DESCRIPTION OF THE TASK — Copy out every line of the records where the string "color" occurs.

[START PROVIDED RECORDS]

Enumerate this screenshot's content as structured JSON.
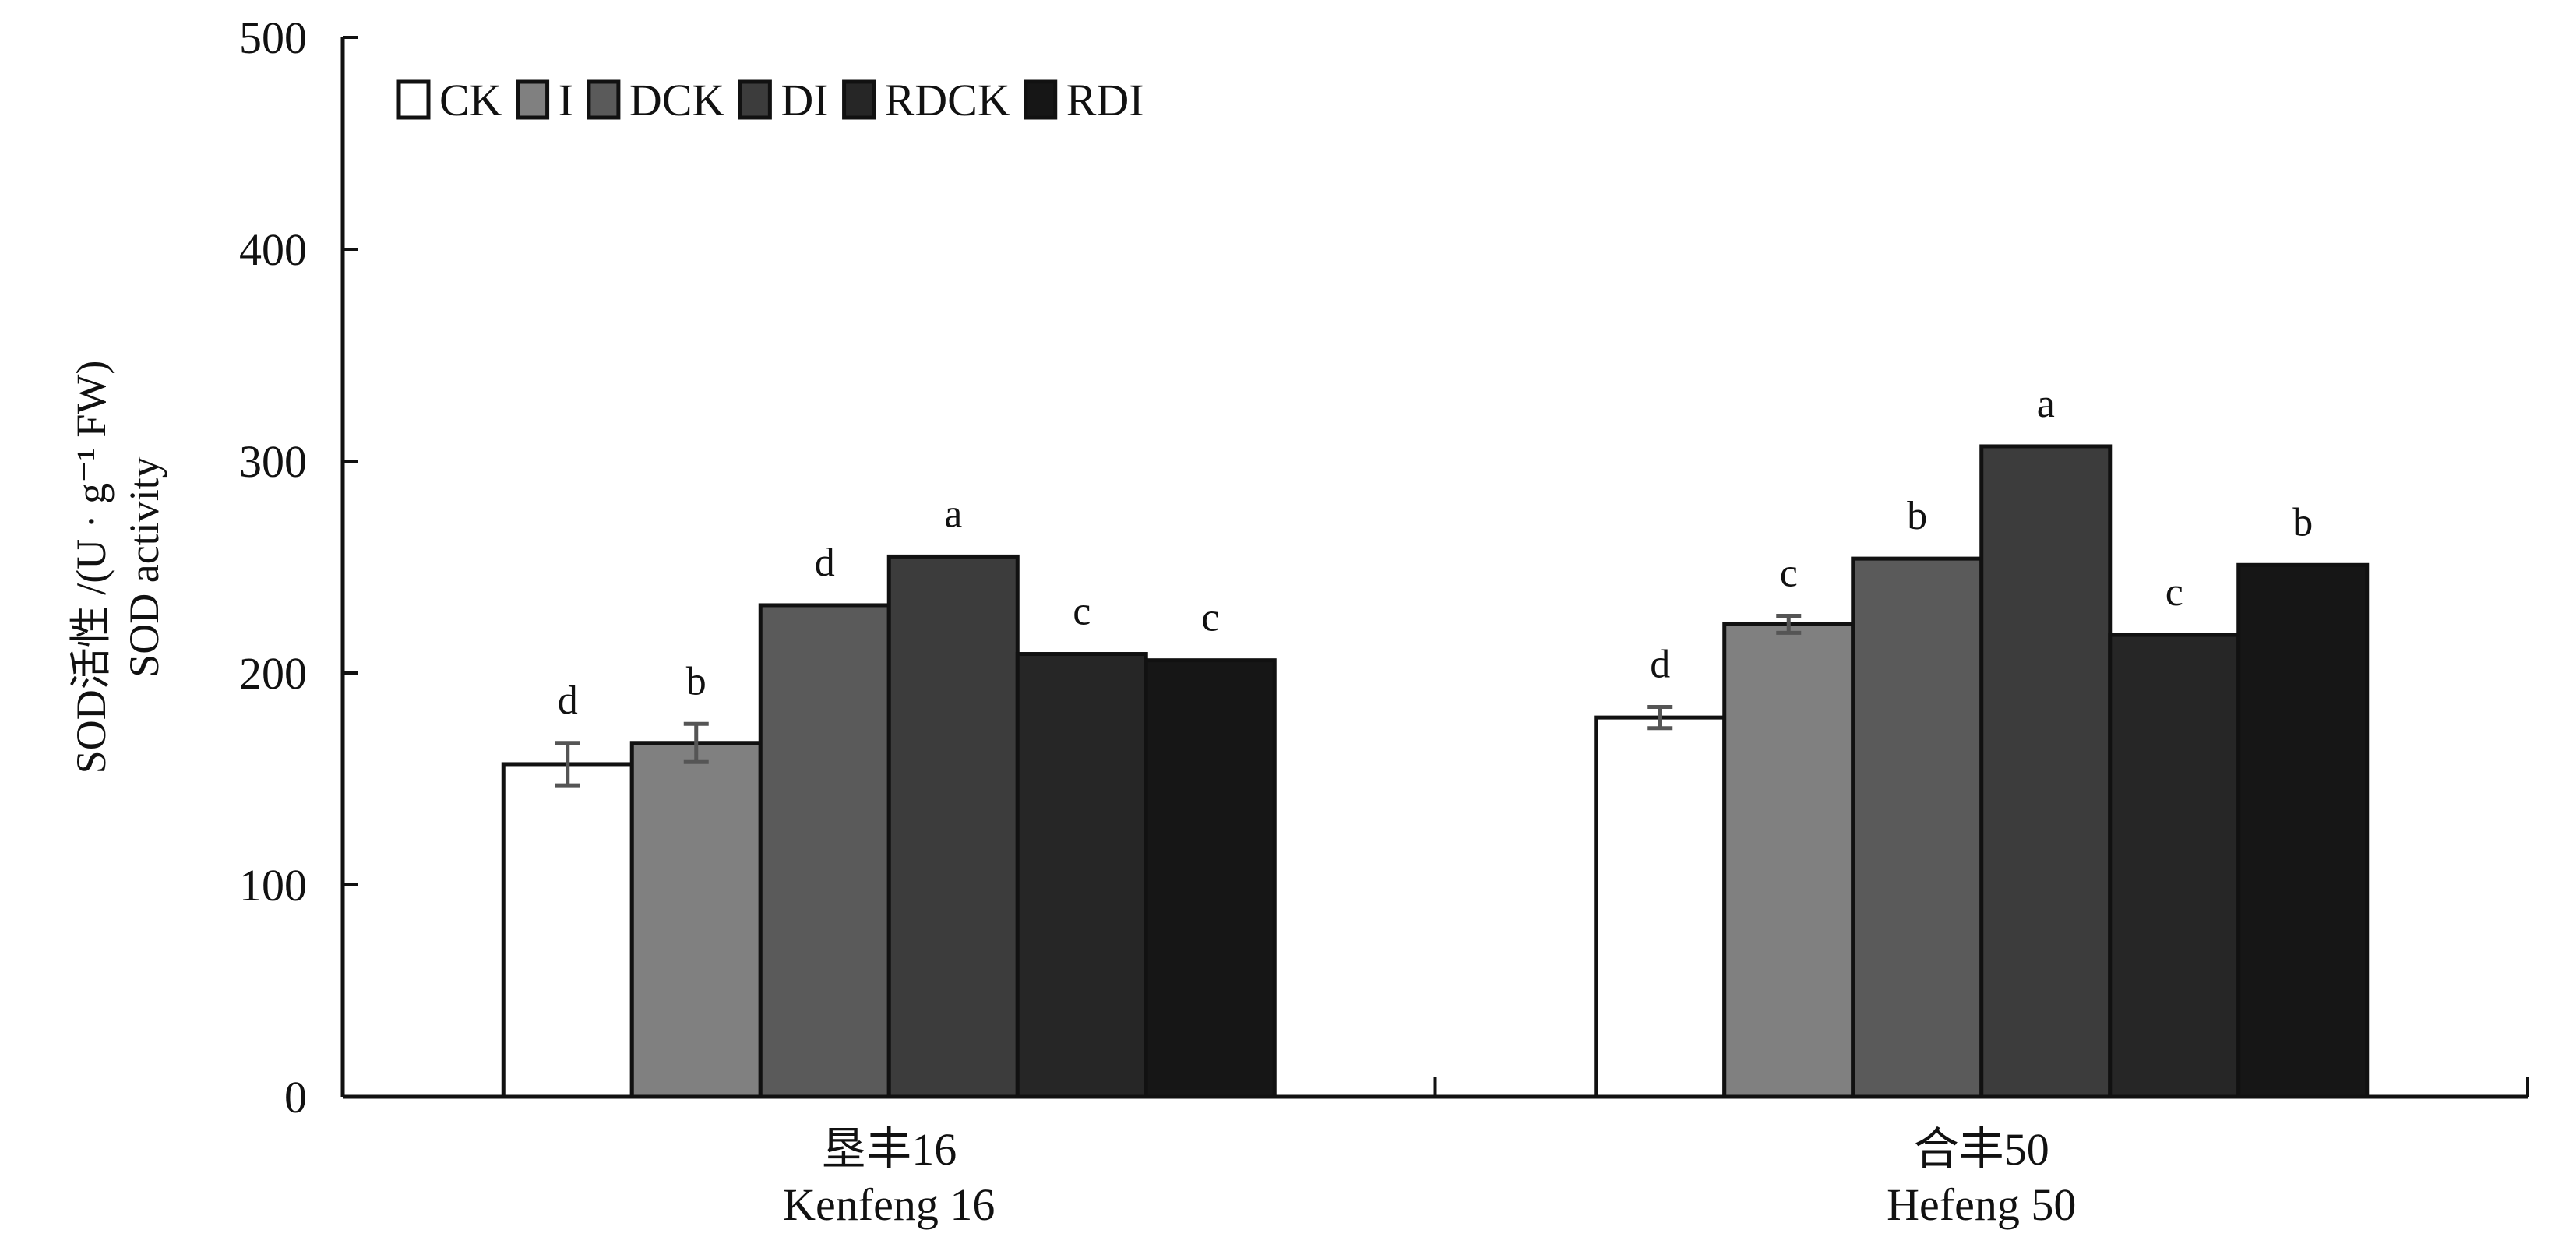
{
  "chart_data": {
    "type": "bar",
    "title": "",
    "ylabel_lines": [
      "SOD活性 /(U · g⁻¹ FW)",
      "SOD activity"
    ],
    "xlabel": "",
    "ylim": [
      0,
      500
    ],
    "y_ticks": [
      "0",
      "100",
      "200",
      "300",
      "400",
      "500"
    ],
    "categories": [
      {
        "cn": "垦丰16",
        "en": "Kenfeng 16"
      },
      {
        "cn": "合丰50",
        "en": "Hefeng 50"
      }
    ],
    "legend_position": "top-left",
    "series": [
      {
        "name": "CK",
        "color": "#ffffff",
        "values": [
          157,
          179
        ],
        "errors": [
          10,
          5
        ],
        "labels": [
          "d",
          "d"
        ]
      },
      {
        "name": "I",
        "color": "#808080",
        "values": [
          167,
          223
        ],
        "errors": [
          9,
          4
        ],
        "labels": [
          "b",
          "c"
        ]
      },
      {
        "name": "DCK",
        "color": "#5a5a5a",
        "values": [
          232,
          254
        ],
        "errors": [
          0,
          0
        ],
        "labels": [
          "d",
          "b"
        ]
      },
      {
        "name": "DI",
        "color": "#3c3c3c",
        "values": [
          255,
          307
        ],
        "errors": [
          0,
          0
        ],
        "labels": [
          "a",
          "a"
        ]
      },
      {
        "name": "RDCK",
        "color": "#262626",
        "values": [
          209,
          218
        ],
        "errors": [
          0,
          0
        ],
        "labels": [
          "c",
          "c"
        ]
      },
      {
        "name": "RDI",
        "color": "#161616",
        "values": [
          206,
          251
        ],
        "errors": [
          0,
          0
        ],
        "labels": [
          "c",
          "b"
        ]
      }
    ]
  }
}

[END PROVIDED RECORDS]

FINISHED ANSWER —
        "color": "#ffffff",
        "color": "#808080",
        "color": "#5a5a5a",
        "color": "#3c3c3c",
        "color": "#262626",
        "color": "#161616",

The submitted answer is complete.